[TEXTAUSZUG]
Das Resümee der AutorInnen fiel dennoch positiv aus: „Das synthetische Epidermisspray ist aus wirtschaftlicher und praktischer Sicht möglicherweise eine interessante Alternative für die sekundäre Wundheilung von oberflächlichen und nicht infizierten Wunden der distalen Gliedmaßen bei erwachsenen Pferden.“

Die Studie „The effects of a synthetic epidermis spray on secondary intention wound healing in adult horses" von Charlotte C. Paindaveine, Benoit Bihin und Olivier M. Lepage ist am 7. März 2024 in der Zeitschrift ,PlosOne' erschienen und kann in englischer Originalfassung hier nachgelesen werden.

 

Neuer Wundspray gegen „Caro luxurians“
Anmerkungen von Dr. Reinhard Kaun

Junge Pferdefreunde – jedweder geschlechtlichen Variation, versteht sich von selber – freuen sich ebenso wie ein alter Pferdetierarzt, wenn bahnbrechend Neues für die Versorgung von Wunden und Bagatelle-Verletzungen kundgetan wird – zumal wegen der Farbvielfalt bei Pferden fast jede, noch so banal erscheinende Abschürfung oder Zusammenhangstrennung zu Komplikationen führen kann: Wundheilungsstörungen, Eiterungen, Phlegmone und das mit dem fast lyrischen Fachausdruck „caro luxurians“ bedachte „wilde Fleisch“ gehören dazu – aber auch schwere Allgemeinerkrankungen wie Tetanus sollten nicht in Vergessenheit geraten.
Seit langen Jahrzehnten war der „Blauspray“ – völlig zu Unrecht – eines der beliebtesten Tools zu Behandlung von vornehmlich frischen Verletzungen – es waren damit immer zwei große Gefahren verbunden:
– Das „Spray-Geräusch“ gleicht den empfindsamen Pferdeohren dem Zischen einer Schlange – bedeutet also Gefahr mit der Konsequenz der Flucht!

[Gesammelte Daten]
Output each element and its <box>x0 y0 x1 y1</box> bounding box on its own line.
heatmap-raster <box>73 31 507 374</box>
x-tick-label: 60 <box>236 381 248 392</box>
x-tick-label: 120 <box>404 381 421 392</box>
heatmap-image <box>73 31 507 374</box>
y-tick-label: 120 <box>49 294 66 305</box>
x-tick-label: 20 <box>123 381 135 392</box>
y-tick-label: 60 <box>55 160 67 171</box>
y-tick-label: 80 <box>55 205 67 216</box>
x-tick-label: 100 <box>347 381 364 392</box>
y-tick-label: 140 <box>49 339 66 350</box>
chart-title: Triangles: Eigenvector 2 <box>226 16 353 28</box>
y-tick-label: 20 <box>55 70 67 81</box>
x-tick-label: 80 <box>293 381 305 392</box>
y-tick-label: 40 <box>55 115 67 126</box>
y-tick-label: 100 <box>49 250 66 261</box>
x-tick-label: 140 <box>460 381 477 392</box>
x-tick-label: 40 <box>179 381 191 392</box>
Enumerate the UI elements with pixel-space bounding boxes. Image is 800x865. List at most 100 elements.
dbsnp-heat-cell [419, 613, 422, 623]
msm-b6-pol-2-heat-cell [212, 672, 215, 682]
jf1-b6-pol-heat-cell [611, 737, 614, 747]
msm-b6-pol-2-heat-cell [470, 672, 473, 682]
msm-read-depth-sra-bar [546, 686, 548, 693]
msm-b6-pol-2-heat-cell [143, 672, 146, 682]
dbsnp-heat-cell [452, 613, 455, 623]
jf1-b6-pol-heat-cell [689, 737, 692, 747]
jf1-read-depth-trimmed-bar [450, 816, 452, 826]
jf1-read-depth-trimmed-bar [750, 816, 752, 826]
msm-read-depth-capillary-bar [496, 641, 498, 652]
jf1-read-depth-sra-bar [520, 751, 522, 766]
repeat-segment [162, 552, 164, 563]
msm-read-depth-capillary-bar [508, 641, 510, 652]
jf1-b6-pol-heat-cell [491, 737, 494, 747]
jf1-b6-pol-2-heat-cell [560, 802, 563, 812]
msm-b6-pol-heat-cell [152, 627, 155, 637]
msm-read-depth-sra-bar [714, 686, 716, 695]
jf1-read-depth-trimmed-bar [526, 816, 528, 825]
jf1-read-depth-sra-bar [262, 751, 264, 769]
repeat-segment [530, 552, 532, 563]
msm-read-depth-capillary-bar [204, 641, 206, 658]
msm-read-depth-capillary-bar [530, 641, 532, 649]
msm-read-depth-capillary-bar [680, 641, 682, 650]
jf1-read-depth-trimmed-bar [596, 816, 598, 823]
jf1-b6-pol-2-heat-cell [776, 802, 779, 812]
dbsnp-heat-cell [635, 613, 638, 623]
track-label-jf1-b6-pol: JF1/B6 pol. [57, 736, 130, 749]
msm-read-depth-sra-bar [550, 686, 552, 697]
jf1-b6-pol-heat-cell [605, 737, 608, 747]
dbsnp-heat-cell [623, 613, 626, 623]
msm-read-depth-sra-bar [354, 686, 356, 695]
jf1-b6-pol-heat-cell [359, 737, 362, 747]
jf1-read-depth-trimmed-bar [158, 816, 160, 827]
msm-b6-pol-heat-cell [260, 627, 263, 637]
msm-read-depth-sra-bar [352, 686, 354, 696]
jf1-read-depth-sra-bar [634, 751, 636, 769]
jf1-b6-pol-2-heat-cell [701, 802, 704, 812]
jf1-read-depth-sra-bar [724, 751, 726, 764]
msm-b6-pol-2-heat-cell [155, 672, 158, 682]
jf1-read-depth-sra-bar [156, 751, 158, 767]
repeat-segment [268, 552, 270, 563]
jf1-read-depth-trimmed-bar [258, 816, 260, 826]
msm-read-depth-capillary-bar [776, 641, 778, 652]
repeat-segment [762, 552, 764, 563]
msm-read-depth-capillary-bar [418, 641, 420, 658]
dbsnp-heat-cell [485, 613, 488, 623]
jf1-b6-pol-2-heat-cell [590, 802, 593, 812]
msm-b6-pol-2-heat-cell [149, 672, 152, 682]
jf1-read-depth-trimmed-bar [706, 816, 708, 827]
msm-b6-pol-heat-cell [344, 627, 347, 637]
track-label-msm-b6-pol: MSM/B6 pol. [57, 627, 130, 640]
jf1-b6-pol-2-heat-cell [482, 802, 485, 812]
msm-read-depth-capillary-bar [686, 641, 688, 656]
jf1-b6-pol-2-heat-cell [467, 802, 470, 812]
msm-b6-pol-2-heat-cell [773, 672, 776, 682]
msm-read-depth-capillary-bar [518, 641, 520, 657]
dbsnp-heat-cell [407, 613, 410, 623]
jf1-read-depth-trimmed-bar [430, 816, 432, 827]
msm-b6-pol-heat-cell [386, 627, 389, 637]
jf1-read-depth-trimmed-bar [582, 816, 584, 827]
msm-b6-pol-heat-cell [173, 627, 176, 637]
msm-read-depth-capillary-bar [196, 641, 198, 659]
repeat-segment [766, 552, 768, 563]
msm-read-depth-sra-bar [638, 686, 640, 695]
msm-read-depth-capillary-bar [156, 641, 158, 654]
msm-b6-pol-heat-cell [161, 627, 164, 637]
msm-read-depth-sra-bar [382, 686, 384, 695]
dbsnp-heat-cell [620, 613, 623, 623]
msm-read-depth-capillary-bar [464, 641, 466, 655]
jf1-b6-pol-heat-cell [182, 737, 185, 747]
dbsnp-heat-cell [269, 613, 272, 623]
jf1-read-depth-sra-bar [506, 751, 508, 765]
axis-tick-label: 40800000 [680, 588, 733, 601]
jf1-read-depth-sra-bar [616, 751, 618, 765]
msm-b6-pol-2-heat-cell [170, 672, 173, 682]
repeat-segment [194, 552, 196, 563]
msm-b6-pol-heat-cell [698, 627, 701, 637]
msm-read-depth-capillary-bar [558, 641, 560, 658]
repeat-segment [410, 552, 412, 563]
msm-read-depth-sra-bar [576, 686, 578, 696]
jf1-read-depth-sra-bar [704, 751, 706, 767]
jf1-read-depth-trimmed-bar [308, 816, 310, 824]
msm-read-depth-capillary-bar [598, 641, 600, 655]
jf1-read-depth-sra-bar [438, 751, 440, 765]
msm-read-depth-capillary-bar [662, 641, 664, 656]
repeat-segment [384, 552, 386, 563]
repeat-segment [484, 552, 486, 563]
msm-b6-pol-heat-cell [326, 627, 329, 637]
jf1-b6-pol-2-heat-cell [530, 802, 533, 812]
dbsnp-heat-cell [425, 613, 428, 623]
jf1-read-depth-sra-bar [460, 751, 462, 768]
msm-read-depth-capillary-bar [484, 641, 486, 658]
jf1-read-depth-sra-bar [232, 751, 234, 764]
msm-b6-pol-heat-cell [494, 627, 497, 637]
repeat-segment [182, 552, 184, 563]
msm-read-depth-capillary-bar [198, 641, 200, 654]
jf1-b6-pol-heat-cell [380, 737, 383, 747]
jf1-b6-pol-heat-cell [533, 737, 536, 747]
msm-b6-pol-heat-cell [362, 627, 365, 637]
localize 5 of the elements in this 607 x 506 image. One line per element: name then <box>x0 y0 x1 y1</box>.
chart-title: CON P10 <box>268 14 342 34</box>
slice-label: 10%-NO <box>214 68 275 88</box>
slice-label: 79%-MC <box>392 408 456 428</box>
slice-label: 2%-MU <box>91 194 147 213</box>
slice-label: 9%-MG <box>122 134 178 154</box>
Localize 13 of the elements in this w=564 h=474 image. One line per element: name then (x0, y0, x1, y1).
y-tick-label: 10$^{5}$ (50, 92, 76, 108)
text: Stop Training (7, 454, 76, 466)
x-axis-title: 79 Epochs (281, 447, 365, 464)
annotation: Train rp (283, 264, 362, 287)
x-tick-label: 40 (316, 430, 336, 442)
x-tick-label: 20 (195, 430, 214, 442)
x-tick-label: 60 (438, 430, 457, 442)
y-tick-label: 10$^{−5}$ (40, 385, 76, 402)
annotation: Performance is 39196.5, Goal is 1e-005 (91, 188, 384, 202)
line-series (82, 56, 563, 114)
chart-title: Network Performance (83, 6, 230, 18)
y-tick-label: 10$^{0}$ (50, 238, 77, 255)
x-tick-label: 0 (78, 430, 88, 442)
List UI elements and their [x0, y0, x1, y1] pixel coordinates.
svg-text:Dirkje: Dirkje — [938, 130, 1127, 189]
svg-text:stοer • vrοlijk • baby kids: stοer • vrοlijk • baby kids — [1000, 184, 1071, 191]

[ARBEITSAUFTRAG 1] Gib den Teil des Textauszugs über das Wundspray wörtlich wieder, der mit den Worten „Die Studie „The“ anfängt und mit „hier nachgelesen werden.“ aufhört.
[ARBEITSAUFTRAG 2]
Beantworte anhand des Textauszugs über das Wundspray:
(a) In welcher Zeitschrift ist die Studie erschienen?
(b) Welche schwere Allgemeinerkrankung soll laut Dr. Reinhard Kaun nicht in Vergessenheit geraten?
(c) Wem gleicht das „Spray-Geräusch“ für die Ohren der Pferde?
[ARBEITSAUFTRAG 3] Führe den Text über das Wundspray bei Pferden nach seinem letzten Satz weiter.
Die Zeilen sind eigenes Material und gehören nicht zum Textauszug.

[ANTWORTBEREICH 1]
Die Studie „The effects of a synthetic epidermis spray on secondary intention wound healing in adult horses" von Charlotte C. Paindaveine, Benoit Bihin und Olivier M. Lepage ist am 7. März 2024 in der Zeitschrift ,PlosOne' erschienen und kann in englischer Originalfassung hier nachgelesen werden.

[ANTWORTBEREICH 2]
(a) In der Zeitschrift ‚PlosOne‘.
(b) Tetanus.
(c) Dem Zischen einer Schlange.

[ANTWORTBEREICH 3]
– Durch die, auf eine Wunde aufgesprühte Substanz des Gentiana-Violett bildet sich sehr schnell ein oberflächlicher, trockener Wundschorf, unter dem Tetanus-Sporen eine ideales, sauerstoffarmes Milieu zur Vermehrung finden; Facit: alles, was Wunden oberflächlich unter Sauerstoffabschluss verschorfen lässt, fördert eine Tetanusinfektion – insbesondere bei schwachem Impfschutz.

 

Foto: Archiv Dr. Reinhard Kaun

Wundheilungsstörungen, schlechtversorgte Wunden, gefühlloses Herumwischen statt vorsichtigem „Ab-Tupfen“ regen in Folge die Bildung von Granulationsgewebe an; aus einem natürlichen und erwünschten Heilungsvorgang entwickelt sich durch sekundäre Reize (Entzündung mit Juckreiz, Nässen, ungeeignetes Verbandsmaterial, Herumreiben usw.) dann ein Überschießen der Reparationsvorgänge – das Wilde Fleisch, ein überschießendes Granulationsgewebe.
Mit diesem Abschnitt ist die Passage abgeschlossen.